Stated problem: Output, word for word, the passage of the Chromebook DHCP thread between "Bad DHCP Addresses" and "has see this.", inclusive.

>> Start Document text

Bad DHCP Addresses

197 views
Skip to first unread message

Branden Watson

unread,
May 7, 2014, 10:05:21 AM5/7/14
to k12ap...@googlegroups.com
Hello Everyone!

We currently have 800 HP Chromebooks in service in our district and will be adding another 500 shortly. Daily I am seeing "bad address" in our DHCP server for our Chromebooks. A little background on our network: Server 2008 R2 VM PDC,DNS,DHCP server, Meru wireless with pervasive coverage. We have tried letting the Chromebooks go with just normal dhcp leases and we have also created dhcp reservations for them but either way we still get bad address in our server. It is about 3-5 per week and it is all different Chromebooks. Wondering if anyone else has see this.

Thanks!!

Branden Watson
Amherst Technology 
(716) 362-3037
bwa...@amherstschools.org

DIXON, SCOTT

unread,
May 7, 2014, 10:39:59 AM5/7/14
to Branden Watson, k12ap...@googlegroups.com

We routinely get this as well – much more often with reservations.  Since we had no way to track MAC addresses previously we did reservations on our Chromebooks so we could track filtering easier.

>> End Document text
>> Start Source excerpt

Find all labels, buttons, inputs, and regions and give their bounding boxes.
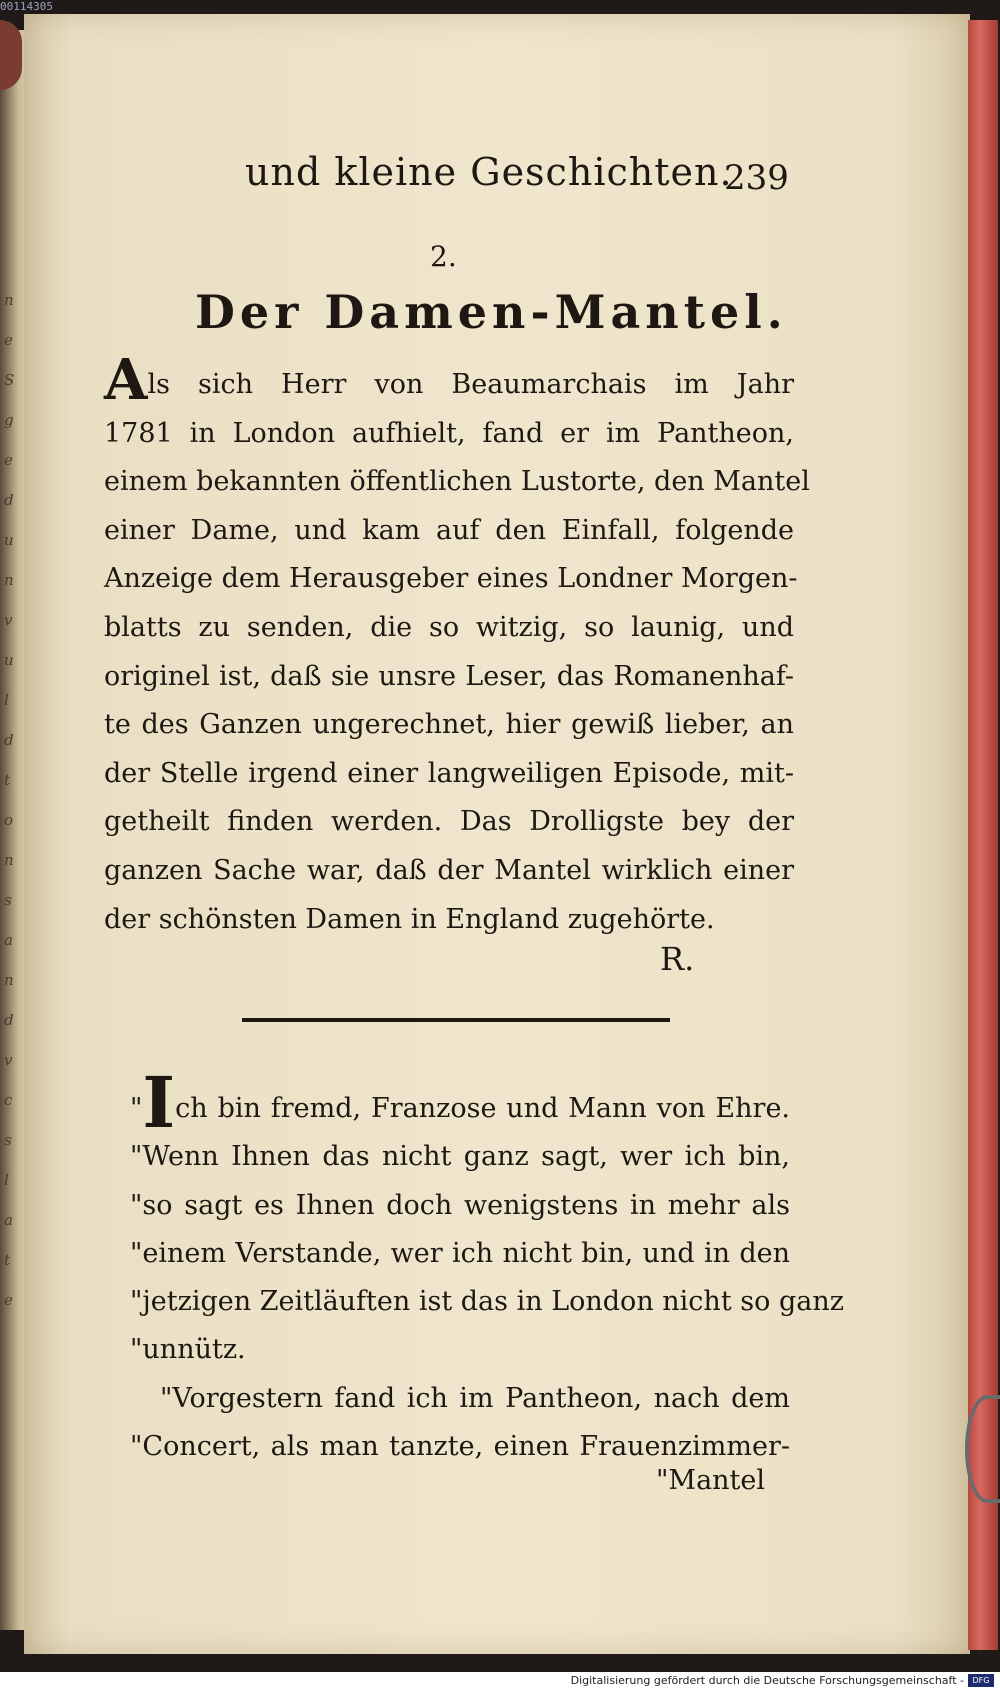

>> End Source excerpt

Exercise answer:
Bad DHCP Addresses

197 views
Skip to first unread message

Branden Watson

unread,
May 7, 2014, 10:05:21 AM5/7/14
to k12ap...@googlegroups.com
Hello Everyone!

We currently have 800 HP Chromebooks in service in our district and will be adding another 500 shortly. Daily I am seeing "bad address" in our DHCP server for our Chromebooks. A little background on our network: Server 2008 R2 VM PDC,DNS,DHCP server, Meru wireless with pervasive coverage. We have tried letting the Chromebooks go with just normal dhcp leases and we have also created dhcp reservations for them but either way we still get bad address in our server. It is about 3-5 per week and it is all different Chromebooks. Wondering if anyone else has see this.